[Begin]

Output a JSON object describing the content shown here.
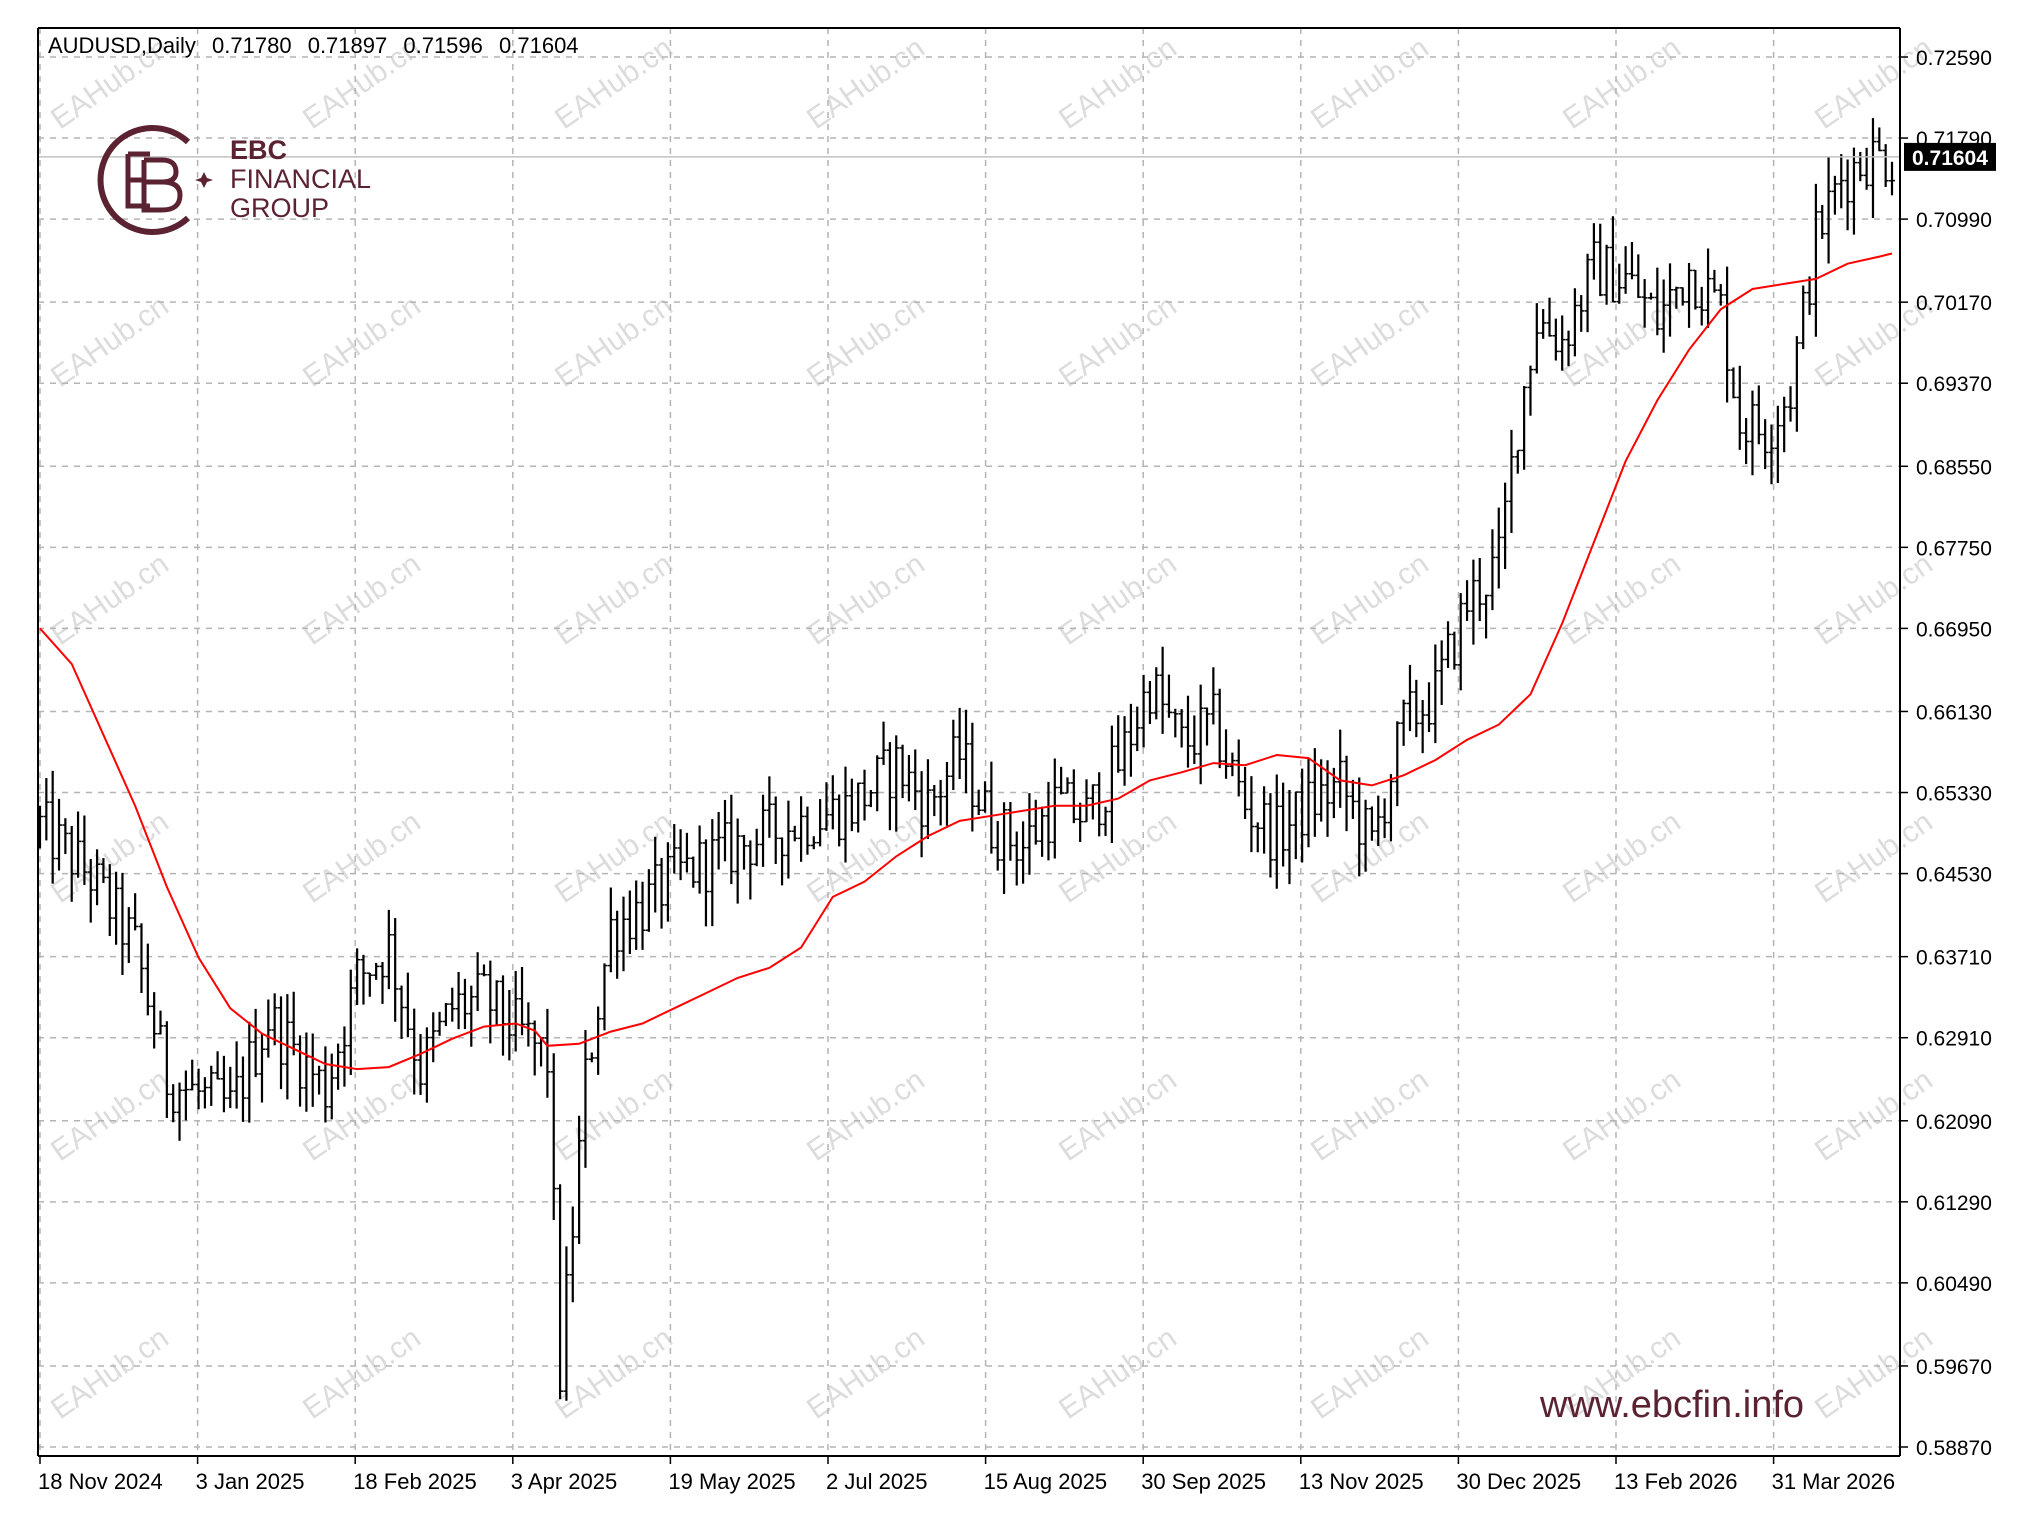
{
  "header": {
    "symbol": "AUDUSD,Daily",
    "open": "0.71780",
    "high": "0.71897",
    "low": "0.71596",
    "close": "0.71604"
  },
  "logo": {
    "brand": "EBC",
    "line2": "FINANCIAL",
    "line3": "GROUP"
  },
  "watermark_text": "EAHub.cn",
  "website": "www.ebcfin.info",
  "current_price_label": "0.71604",
  "colors": {
    "bars": "#000000",
    "moving_average": "#ff0000",
    "grid": "#b4b4b4",
    "price_tag_bg": "#000000",
    "brand": "#5b2331",
    "watermark": "#dcdcdc"
  },
  "chart_data": {
    "type": "ohlc",
    "grid": true,
    "price_scale_side": "right",
    "current_price": 0.71604,
    "ylim": [
      0.5887,
      0.7259
    ],
    "y_ticks": [
      "0.72590",
      "0.71790",
      "0.70990",
      "0.70170",
      "0.69370",
      "0.68550",
      "0.67750",
      "0.66950",
      "0.66130",
      "0.65330",
      "0.64530",
      "0.63710",
      "0.62910",
      "0.62090",
      "0.61290",
      "0.60490",
      "0.59670",
      "0.58870"
    ],
    "x_labels": [
      "18 Nov 2024",
      "3 Jan 2025",
      "18 Feb 2025",
      "3 Apr 2025",
      "19 May 2025",
      "2 Jul 2025",
      "15 Aug 2025",
      "30 Sep 2025",
      "13 Nov 2025",
      "30 Dec 2025",
      "13 Feb 2026",
      "31 Mar 2026"
    ],
    "series": [
      {
        "kind": "price_bars",
        "anchors": [
          [
            0,
            0.65
          ],
          [
            8,
            0.645
          ],
          [
            15,
            0.638
          ],
          [
            20,
            0.625
          ],
          [
            30,
            0.622
          ],
          [
            36,
            0.631
          ],
          [
            45,
            0.624
          ],
          [
            50,
            0.635
          ],
          [
            55,
            0.638
          ],
          [
            60,
            0.626
          ],
          [
            65,
            0.632
          ],
          [
            70,
            0.633
          ],
          [
            75,
            0.63
          ],
          [
            80,
            0.627
          ],
          [
            82,
            0.596
          ],
          [
            86,
            0.625
          ],
          [
            90,
            0.64
          ],
          [
            95,
            0.642
          ],
          [
            100,
            0.645
          ],
          [
            110,
            0.648
          ],
          [
            118,
            0.65
          ],
          [
            128,
            0.652
          ],
          [
            135,
            0.656
          ],
          [
            140,
            0.652
          ],
          [
            145,
            0.657
          ],
          [
            150,
            0.65
          ],
          [
            155,
            0.648
          ],
          [
            160,
            0.652
          ],
          [
            165,
            0.651
          ],
          [
            170,
            0.656
          ],
          [
            175,
            0.664
          ],
          [
            180,
            0.658
          ],
          [
            185,
            0.66
          ],
          [
            190,
            0.652
          ],
          [
            195,
            0.649
          ],
          [
            200,
            0.652
          ],
          [
            205,
            0.654
          ],
          [
            210,
            0.648
          ],
          [
            215,
            0.66
          ],
          [
            220,
            0.663
          ],
          [
            225,
            0.672
          ],
          [
            230,
            0.676
          ],
          [
            233,
            0.69
          ],
          [
            236,
            0.7
          ],
          [
            240,
            0.698
          ],
          [
            245,
            0.705
          ],
          [
            250,
            0.704
          ],
          [
            255,
            0.7
          ],
          [
            260,
            0.705
          ],
          [
            265,
            0.701
          ],
          [
            268,
            0.69
          ],
          [
            272,
            0.689
          ],
          [
            276,
            0.693
          ],
          [
            280,
            0.708
          ],
          [
            284,
            0.714
          ],
          [
            288,
            0.716
          ],
          [
            292,
            0.716
          ]
        ]
      },
      {
        "kind": "moving_average",
        "points": [
          [
            0,
            0.6695
          ],
          [
            5,
            0.666
          ],
          [
            10,
            0.659
          ],
          [
            15,
            0.652
          ],
          [
            20,
            0.644
          ],
          [
            25,
            0.637
          ],
          [
            30,
            0.632
          ],
          [
            35,
            0.6295
          ],
          [
            40,
            0.628
          ],
          [
            45,
            0.6265
          ],
          [
            50,
            0.626
          ],
          [
            55,
            0.6262
          ],
          [
            60,
            0.6275
          ],
          [
            65,
            0.629
          ],
          [
            70,
            0.6302
          ],
          [
            75,
            0.6305
          ],
          [
            78,
            0.6298
          ],
          [
            80,
            0.6283
          ],
          [
            85,
            0.6285
          ],
          [
            90,
            0.6297
          ],
          [
            95,
            0.6305
          ],
          [
            100,
            0.632
          ],
          [
            105,
            0.6335
          ],
          [
            110,
            0.635
          ],
          [
            115,
            0.636
          ],
          [
            120,
            0.638
          ],
          [
            125,
            0.643
          ],
          [
            130,
            0.6445
          ],
          [
            135,
            0.647
          ],
          [
            140,
            0.649
          ],
          [
            145,
            0.6505
          ],
          [
            150,
            0.651
          ],
          [
            155,
            0.6515
          ],
          [
            160,
            0.652
          ],
          [
            165,
            0.652
          ],
          [
            170,
            0.6527
          ],
          [
            175,
            0.6545
          ],
          [
            180,
            0.6553
          ],
          [
            185,
            0.6562
          ],
          [
            190,
            0.656
          ],
          [
            195,
            0.657
          ],
          [
            200,
            0.6567
          ],
          [
            205,
            0.6545
          ],
          [
            210,
            0.654
          ],
          [
            215,
            0.655
          ],
          [
            220,
            0.6565
          ],
          [
            225,
            0.6585
          ],
          [
            230,
            0.66
          ],
          [
            235,
            0.663
          ],
          [
            240,
            0.67
          ],
          [
            245,
            0.678
          ],
          [
            250,
            0.686
          ],
          [
            255,
            0.692
          ],
          [
            260,
            0.697
          ],
          [
            265,
            0.701
          ],
          [
            270,
            0.703
          ],
          [
            275,
            0.7035
          ],
          [
            280,
            0.704
          ],
          [
            285,
            0.7055
          ],
          [
            290,
            0.7062
          ],
          [
            292,
            0.7065
          ]
        ]
      }
    ]
  }
}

[End]

## DESCRIPTION OF THE TASK
Quote the full listing above word for word; exclude every picture from the copy.

## EXERCISE RESULT
Output a JSON object describing the content shown here.
{
  "header": {
    "symbol": "AUDUSD,Daily",
    "open": "0.71780",
    "high": "0.71897",
    "low": "0.71596",
    "close": "0.71604"
  },
  "logo": {
    "brand": "EBC",
    "line2": "FINANCIAL",
    "line3": "GROUP"
  },
  "watermark_text": "EAHub.cn",
  "website": "www.ebcfin.info",
  "current_price_label": "0.71604",
  "colors": {
    "bars": "#000000",
    "moving_average": "#ff0000",
    "grid": "#b4b4b4",
    "price_tag_bg": "#000000",
    "brand": "#5b2331",
    "watermark": "#dcdcdc"
  },
  "chart_data": {
    "type": "ohlc",
    "grid": true,
    "price_scale_side": "right",
    "current_price": 0.71604,
    "ylim": [
      0.5887,
      0.7259
    ],
    "y_ticks": [
      "0.72590",
      "0.71790",
      "0.70990",
      "0.70170",
      "0.69370",
      "0.68550",
      "0.67750",
      "0.66950",
      "0.66130",
      "0.65330",
      "0.64530",
      "0.63710",
      "0.62910",
      "0.62090",
      "0.61290",
      "0.60490",
      "0.59670",
      "0.58870"
    ],
    "x_labels": [
      "18 Nov 2024",
      "3 Jan 2025",
      "18 Feb 2025",
      "3 Apr 2025",
      "19 May 2025",
      "2 Jul 2025",
      "15 Aug 2025",
      "30 Sep 2025",
      "13 Nov 2025",
      "30 Dec 2025",
      "13 Feb 2026",
      "31 Mar 2026"
    ],
    "series": [
      {
        "kind": "price_bars",
        "anchors": [
          [
            0,
            0.65
          ],
          [
            8,
            0.645
          ],
          [
            15,
            0.638
          ],
          [
            20,
            0.625
          ],
          [
            30,
            0.622
          ],
          [
            36,
            0.631
          ],
          [
            45,
            0.624
          ],
          [
            50,
            0.635
          ],
          [
            55,
            0.638
          ],
          [
            60,
            0.626
          ],
          [
            65,
            0.632
          ],
          [
            70,
            0.633
          ],
          [
            75,
            0.63
          ],
          [
            80,
            0.627
          ],
          [
            82,
            0.596
          ],
          [
            86,
            0.625
          ],
          [
            90,
            0.64
          ],
          [
            95,
            0.642
          ],
          [
            100,
            0.645
          ],
          [
            110,
            0.648
          ],
          [
            118,
            0.65
          ],
          [
            128,
            0.652
          ],
          [
            135,
            0.656
          ],
          [
            140,
            0.652
          ],
          [
            145,
            0.657
          ],
          [
            150,
            0.65
          ],
          [
            155,
            0.648
          ],
          [
            160,
            0.652
          ],
          [
            165,
            0.651
          ],
          [
            170,
            0.656
          ],
          [
            175,
            0.664
          ],
          [
            180,
            0.658
          ],
          [
            185,
            0.66
          ],
          [
            190,
            0.652
          ],
          [
            195,
            0.649
          ],
          [
            200,
            0.652
          ],
          [
            205,
            0.654
          ],
          [
            210,
            0.648
          ],
          [
            215,
            0.66
          ],
          [
            220,
            0.663
          ],
          [
            225,
            0.672
          ],
          [
            230,
            0.676
          ],
          [
            233,
            0.69
          ],
          [
            236,
            0.7
          ],
          [
            240,
            0.698
          ],
          [
            245,
            0.705
          ],
          [
            250,
            0.704
          ],
          [
            255,
            0.7
          ],
          [
            260,
            0.705
          ],
          [
            265,
            0.701
          ],
          [
            268,
            0.69
          ],
          [
            272,
            0.689
          ],
          [
            276,
            0.693
          ],
          [
            280,
            0.708
          ],
          [
            284,
            0.714
          ],
          [
            288,
            0.716
          ],
          [
            292,
            0.716
          ]
        ]
      },
      {
        "kind": "moving_average",
        "points": [
          [
            0,
            0.6695
          ],
          [
            5,
            0.666
          ],
          [
            10,
            0.659
          ],
          [
            15,
            0.652
          ],
          [
            20,
            0.644
          ],
          [
            25,
            0.637
          ],
          [
            30,
            0.632
          ],
          [
            35,
            0.6295
          ],
          [
            40,
            0.628
          ],
          [
            45,
            0.6265
          ],
          [
            50,
            0.626
          ],
          [
            55,
            0.6262
          ],
          [
            60,
            0.6275
          ],
          [
            65,
            0.629
          ],
          [
            70,
            0.6302
          ],
          [
            75,
            0.6305
          ],
          [
            78,
            0.6298
          ],
          [
            80,
            0.6283
          ],
          [
            85,
            0.6285
          ],
          [
            90,
            0.6297
          ],
          [
            95,
            0.6305
          ],
          [
            100,
            0.632
          ],
          [
            105,
            0.6335
          ],
          [
            110,
            0.635
          ],
          [
            115,
            0.636
          ],
          [
            120,
            0.638
          ],
          [
            125,
            0.643
          ],
          [
            130,
            0.6445
          ],
          [
            135,
            0.647
          ],
          [
            140,
            0.649
          ],
          [
            145,
            0.6505
          ],
          [
            150,
            0.651
          ],
          [
            155,
            0.6515
          ],
          [
            160,
            0.652
          ],
          [
            165,
            0.652
          ],
          [
            170,
            0.6527
          ],
          [
            175,
            0.6545
          ],
          [
            180,
            0.6553
          ],
          [
            185,
            0.6562
          ],
          [
            190,
            0.656
          ],
          [
            195,
            0.657
          ],
          [
            200,
            0.6567
          ],
          [
            205,
            0.6545
          ],
          [
            210,
            0.654
          ],
          [
            215,
            0.655
          ],
          [
            220,
            0.6565
          ],
          [
            225,
            0.6585
          ],
          [
            230,
            0.66
          ],
          [
            235,
            0.663
          ],
          [
            240,
            0.67
          ],
          [
            245,
            0.678
          ],
          [
            250,
            0.686
          ],
          [
            255,
            0.692
          ],
          [
            260,
            0.697
          ],
          [
            265,
            0.701
          ],
          [
            270,
            0.703
          ],
          [
            275,
            0.7035
          ],
          [
            280,
            0.704
          ],
          [
            285,
            0.7055
          ],
          [
            290,
            0.7062
          ],
          [
            292,
            0.7065
          ]
        ]
      }
    ]
  }
}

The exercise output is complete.